Task objective>
In the entries below, find the lines that contain the word "subtitle" and copy them.

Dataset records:
>> BEGIN

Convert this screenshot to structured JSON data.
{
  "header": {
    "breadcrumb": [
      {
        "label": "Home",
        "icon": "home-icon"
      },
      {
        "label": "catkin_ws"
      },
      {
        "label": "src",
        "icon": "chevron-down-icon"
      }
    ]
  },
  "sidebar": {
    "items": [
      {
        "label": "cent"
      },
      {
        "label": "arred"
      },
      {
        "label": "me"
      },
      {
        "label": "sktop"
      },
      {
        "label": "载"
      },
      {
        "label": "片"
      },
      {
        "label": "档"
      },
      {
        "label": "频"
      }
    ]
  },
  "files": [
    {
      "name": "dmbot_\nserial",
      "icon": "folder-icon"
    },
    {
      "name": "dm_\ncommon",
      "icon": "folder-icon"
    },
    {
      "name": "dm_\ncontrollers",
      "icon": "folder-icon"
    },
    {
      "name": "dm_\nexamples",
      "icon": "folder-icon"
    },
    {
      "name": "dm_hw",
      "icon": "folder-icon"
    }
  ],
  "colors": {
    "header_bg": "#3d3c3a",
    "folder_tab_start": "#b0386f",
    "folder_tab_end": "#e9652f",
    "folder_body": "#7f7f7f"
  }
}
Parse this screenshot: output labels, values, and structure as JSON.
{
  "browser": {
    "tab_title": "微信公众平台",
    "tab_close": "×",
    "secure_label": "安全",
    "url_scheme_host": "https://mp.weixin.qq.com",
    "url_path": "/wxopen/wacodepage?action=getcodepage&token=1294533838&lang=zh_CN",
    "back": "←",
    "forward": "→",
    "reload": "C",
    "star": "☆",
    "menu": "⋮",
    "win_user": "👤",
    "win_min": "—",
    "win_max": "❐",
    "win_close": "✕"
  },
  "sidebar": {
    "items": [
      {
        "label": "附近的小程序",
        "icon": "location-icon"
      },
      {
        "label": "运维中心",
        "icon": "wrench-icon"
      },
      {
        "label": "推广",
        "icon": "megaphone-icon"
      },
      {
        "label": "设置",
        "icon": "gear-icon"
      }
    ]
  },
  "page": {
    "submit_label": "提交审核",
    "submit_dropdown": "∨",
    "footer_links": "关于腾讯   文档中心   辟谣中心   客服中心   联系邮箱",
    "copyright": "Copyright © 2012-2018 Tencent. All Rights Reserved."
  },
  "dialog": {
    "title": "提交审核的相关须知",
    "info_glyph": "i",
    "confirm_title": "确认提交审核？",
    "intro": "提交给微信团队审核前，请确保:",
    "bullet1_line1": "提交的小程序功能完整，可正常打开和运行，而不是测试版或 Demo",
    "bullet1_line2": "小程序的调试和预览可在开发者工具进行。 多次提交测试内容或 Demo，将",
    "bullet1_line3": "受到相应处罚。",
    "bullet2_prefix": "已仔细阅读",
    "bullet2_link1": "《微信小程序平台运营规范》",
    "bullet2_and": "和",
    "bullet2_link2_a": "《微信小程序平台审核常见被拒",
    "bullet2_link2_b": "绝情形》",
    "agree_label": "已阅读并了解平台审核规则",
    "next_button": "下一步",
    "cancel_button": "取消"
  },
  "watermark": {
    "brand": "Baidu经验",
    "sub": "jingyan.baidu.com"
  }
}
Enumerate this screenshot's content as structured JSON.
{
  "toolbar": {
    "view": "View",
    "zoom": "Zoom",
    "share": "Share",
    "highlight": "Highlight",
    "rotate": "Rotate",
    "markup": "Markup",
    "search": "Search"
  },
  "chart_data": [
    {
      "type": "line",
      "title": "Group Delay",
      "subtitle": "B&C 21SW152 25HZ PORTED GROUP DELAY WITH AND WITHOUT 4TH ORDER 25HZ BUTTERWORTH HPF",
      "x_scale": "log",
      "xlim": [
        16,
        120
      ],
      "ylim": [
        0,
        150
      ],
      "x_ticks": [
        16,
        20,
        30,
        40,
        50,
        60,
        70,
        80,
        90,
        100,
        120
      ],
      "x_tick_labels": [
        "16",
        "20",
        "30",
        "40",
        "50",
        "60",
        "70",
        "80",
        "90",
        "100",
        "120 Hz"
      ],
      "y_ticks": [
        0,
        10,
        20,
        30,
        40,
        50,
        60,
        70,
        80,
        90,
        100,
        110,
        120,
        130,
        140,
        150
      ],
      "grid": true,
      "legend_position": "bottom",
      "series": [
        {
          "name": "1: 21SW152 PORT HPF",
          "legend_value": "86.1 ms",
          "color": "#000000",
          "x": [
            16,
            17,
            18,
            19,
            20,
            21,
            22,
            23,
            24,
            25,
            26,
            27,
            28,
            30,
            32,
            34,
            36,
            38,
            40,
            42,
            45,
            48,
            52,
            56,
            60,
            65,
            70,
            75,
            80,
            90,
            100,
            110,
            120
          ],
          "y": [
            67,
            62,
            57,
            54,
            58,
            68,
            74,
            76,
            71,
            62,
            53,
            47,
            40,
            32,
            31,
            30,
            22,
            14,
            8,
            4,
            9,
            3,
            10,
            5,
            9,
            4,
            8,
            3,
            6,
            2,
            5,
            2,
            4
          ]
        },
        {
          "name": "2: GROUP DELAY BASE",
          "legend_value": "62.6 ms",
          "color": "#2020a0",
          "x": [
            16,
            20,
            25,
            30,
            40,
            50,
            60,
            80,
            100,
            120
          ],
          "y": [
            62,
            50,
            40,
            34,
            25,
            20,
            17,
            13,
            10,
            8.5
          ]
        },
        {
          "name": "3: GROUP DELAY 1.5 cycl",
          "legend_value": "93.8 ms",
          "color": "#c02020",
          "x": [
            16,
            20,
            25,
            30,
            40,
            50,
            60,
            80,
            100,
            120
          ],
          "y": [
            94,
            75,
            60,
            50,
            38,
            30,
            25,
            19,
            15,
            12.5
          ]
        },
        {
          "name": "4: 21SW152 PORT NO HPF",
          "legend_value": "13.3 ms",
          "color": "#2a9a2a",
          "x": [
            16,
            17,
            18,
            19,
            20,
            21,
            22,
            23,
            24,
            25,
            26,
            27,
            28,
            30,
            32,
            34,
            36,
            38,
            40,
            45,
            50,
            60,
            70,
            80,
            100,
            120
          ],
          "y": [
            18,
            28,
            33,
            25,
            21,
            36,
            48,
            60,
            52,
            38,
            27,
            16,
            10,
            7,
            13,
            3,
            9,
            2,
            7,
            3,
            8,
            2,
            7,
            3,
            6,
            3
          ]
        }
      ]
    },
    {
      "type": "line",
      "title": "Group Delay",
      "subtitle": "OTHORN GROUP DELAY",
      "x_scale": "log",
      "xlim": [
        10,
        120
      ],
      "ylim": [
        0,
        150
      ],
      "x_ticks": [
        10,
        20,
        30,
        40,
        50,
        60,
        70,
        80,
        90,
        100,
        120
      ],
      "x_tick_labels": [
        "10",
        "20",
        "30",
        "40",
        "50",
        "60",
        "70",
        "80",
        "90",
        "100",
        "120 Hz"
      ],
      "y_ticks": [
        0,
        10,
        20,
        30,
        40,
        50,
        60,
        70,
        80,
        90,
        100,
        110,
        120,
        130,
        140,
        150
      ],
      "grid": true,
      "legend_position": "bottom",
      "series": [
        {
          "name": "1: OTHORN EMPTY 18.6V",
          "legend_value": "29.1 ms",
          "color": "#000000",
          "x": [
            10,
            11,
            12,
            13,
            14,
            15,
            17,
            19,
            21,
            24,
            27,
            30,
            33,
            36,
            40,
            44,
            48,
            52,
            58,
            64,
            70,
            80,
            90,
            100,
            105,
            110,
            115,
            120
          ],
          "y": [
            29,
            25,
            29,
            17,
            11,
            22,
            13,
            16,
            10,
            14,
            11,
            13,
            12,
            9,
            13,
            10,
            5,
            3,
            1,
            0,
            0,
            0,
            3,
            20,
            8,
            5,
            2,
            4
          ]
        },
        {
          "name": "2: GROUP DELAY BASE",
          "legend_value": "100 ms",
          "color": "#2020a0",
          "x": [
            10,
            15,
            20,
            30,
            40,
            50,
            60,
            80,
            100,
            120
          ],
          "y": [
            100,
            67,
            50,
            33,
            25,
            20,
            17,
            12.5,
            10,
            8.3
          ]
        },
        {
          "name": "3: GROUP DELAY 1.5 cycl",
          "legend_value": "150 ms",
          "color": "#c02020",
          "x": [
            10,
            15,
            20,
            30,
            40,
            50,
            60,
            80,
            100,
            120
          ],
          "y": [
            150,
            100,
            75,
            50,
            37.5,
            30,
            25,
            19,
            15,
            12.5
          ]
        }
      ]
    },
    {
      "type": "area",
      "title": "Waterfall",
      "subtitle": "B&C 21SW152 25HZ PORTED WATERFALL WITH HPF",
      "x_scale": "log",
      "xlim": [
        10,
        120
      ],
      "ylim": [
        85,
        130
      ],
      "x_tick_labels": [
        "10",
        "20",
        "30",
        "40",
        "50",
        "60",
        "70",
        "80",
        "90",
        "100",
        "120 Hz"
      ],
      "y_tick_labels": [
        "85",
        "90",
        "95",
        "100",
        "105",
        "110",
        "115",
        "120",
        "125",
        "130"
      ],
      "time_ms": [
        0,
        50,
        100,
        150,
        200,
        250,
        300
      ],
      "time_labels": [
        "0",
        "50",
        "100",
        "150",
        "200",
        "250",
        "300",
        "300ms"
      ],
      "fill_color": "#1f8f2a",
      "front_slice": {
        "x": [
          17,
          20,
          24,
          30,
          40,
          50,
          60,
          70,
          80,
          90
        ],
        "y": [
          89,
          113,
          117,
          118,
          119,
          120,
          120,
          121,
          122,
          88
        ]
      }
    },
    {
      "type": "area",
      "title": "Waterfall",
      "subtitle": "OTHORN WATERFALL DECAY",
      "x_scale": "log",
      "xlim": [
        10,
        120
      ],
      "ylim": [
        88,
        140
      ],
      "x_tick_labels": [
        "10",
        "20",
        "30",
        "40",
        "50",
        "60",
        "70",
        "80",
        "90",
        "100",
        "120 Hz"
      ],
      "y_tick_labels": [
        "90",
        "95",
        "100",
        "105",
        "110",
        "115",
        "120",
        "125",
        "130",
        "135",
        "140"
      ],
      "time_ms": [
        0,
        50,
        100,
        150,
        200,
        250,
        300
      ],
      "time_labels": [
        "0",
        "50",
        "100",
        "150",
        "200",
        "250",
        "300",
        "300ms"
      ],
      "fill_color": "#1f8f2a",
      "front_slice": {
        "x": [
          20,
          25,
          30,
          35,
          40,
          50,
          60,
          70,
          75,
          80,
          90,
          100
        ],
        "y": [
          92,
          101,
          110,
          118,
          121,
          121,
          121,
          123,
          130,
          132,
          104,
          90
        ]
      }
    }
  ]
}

>> END

Finished task>
      "subtitle": "B&C 21SW152 25HZ PORTED GROUP DELAY WITH AND WITHOUT 4TH ORDER 25HZ BUTTERWORTH HPF",
      "subtitle": "OTHORN GROUP DELAY",
      "subtitle": "B&C 21SW152 25HZ PORTED WATERFALL WITH HPF",
      "subtitle": "OTHORN WATERFALL DECAY",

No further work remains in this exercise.